**Directions for this task:**
In your reply, repeat every entry exactly and skip over each picture.

**Available data:**
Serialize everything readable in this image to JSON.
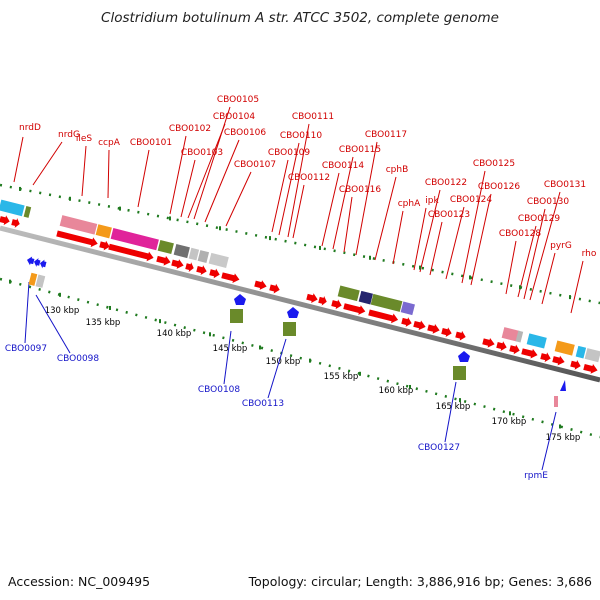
{
  "title": "Clostridium botulinum A str. ATCC 3502, complete genome",
  "footer": {
    "accession": "Accession: NC_009495",
    "summary": "Topology: circular; Length: 3,886,916 bp; Genes: 3,686"
  },
  "colors": {
    "forward_gene": "#ee0000",
    "reverse_gene": "#1a1aee",
    "forward_label": "#d10000",
    "reverse_label": "#1414c8",
    "backbone": "#8c8c8c",
    "tick": "#1f7a1f",
    "feature_teal": "#2ab7e8",
    "feature_pink": "#e8879a",
    "feature_magenta": "#e0249a",
    "feature_olive": "#6a8a2a",
    "feature_orange": "#f49a1a",
    "feature_grey": "#9a9a9a",
    "feature_navy": "#25256e",
    "feature_violet": "#7a6ad0"
  },
  "kbp_labels": [
    "130 kbp",
    "135 kbp",
    "140 kbp",
    "145 kbp",
    "150 kbp",
    "155 kbp",
    "160 kbp",
    "165 kbp",
    "170 kbp",
    "175 kbp"
  ],
  "forward_genes": [
    "nrdD",
    "nrdG",
    "ileS",
    "ccpA",
    "CBO0101",
    "CBO0102",
    "CBO0103",
    "CBO0104",
    "CBO0105",
    "CBO0106",
    "CBO0107",
    "CBO0109",
    "CBO0110",
    "CBO0111",
    "CBO0112",
    "CBO0114",
    "CBO0115",
    "CBO0116",
    "CBO0117",
    "cphB",
    "cphA",
    "ipk",
    "CBO0122",
    "CBO0123",
    "CBO0124",
    "CBO0125",
    "CBO0126",
    "CBO0128",
    "CBO0129",
    "CBO0130",
    "CBO0131",
    "pyrG",
    "rho"
  ],
  "reverse_genes": [
    "CBO0097",
    "CBO0098",
    "CBO0108",
    "CBO0113",
    "CBO0127",
    "rpmE"
  ]
}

**Answer section:**
Serialize everything readable in this image to JSON.
{
  "title": "Clostridium botulinum A str. ATCC 3502, complete genome",
  "footer": {
    "accession": "Accession: NC_009495",
    "summary": "Topology: circular; Length: 3,886,916 bp; Genes: 3,686"
  },
  "colors": {
    "forward_gene": "#ee0000",
    "reverse_gene": "#1a1aee",
    "forward_label": "#d10000",
    "reverse_label": "#1414c8",
    "backbone": "#8c8c8c",
    "tick": "#1f7a1f",
    "feature_teal": "#2ab7e8",
    "feature_pink": "#e8879a",
    "feature_magenta": "#e0249a",
    "feature_olive": "#6a8a2a",
    "feature_orange": "#f49a1a",
    "feature_grey": "#9a9a9a",
    "feature_navy": "#25256e",
    "feature_violet": "#7a6ad0"
  },
  "kbp_labels": [
    "130 kbp",
    "135 kbp",
    "140 kbp",
    "145 kbp",
    "150 kbp",
    "155 kbp",
    "160 kbp",
    "165 kbp",
    "170 kbp",
    "175 kbp"
  ],
  "forward_genes": [
    "nrdD",
    "nrdG",
    "ileS",
    "ccpA",
    "CBO0101",
    "CBO0102",
    "CBO0103",
    "CBO0104",
    "CBO0105",
    "CBO0106",
    "CBO0107",
    "CBO0109",
    "CBO0110",
    "CBO0111",
    "CBO0112",
    "CBO0114",
    "CBO0115",
    "CBO0116",
    "CBO0117",
    "cphB",
    "cphA",
    "ipk",
    "CBO0122",
    "CBO0123",
    "CBO0124",
    "CBO0125",
    "CBO0126",
    "CBO0128",
    "CBO0129",
    "CBO0130",
    "CBO0131",
    "pyrG",
    "rho"
  ],
  "reverse_genes": [
    "CBO0097",
    "CBO0098",
    "CBO0108",
    "CBO0113",
    "CBO0127",
    "rpmE"
  ]
}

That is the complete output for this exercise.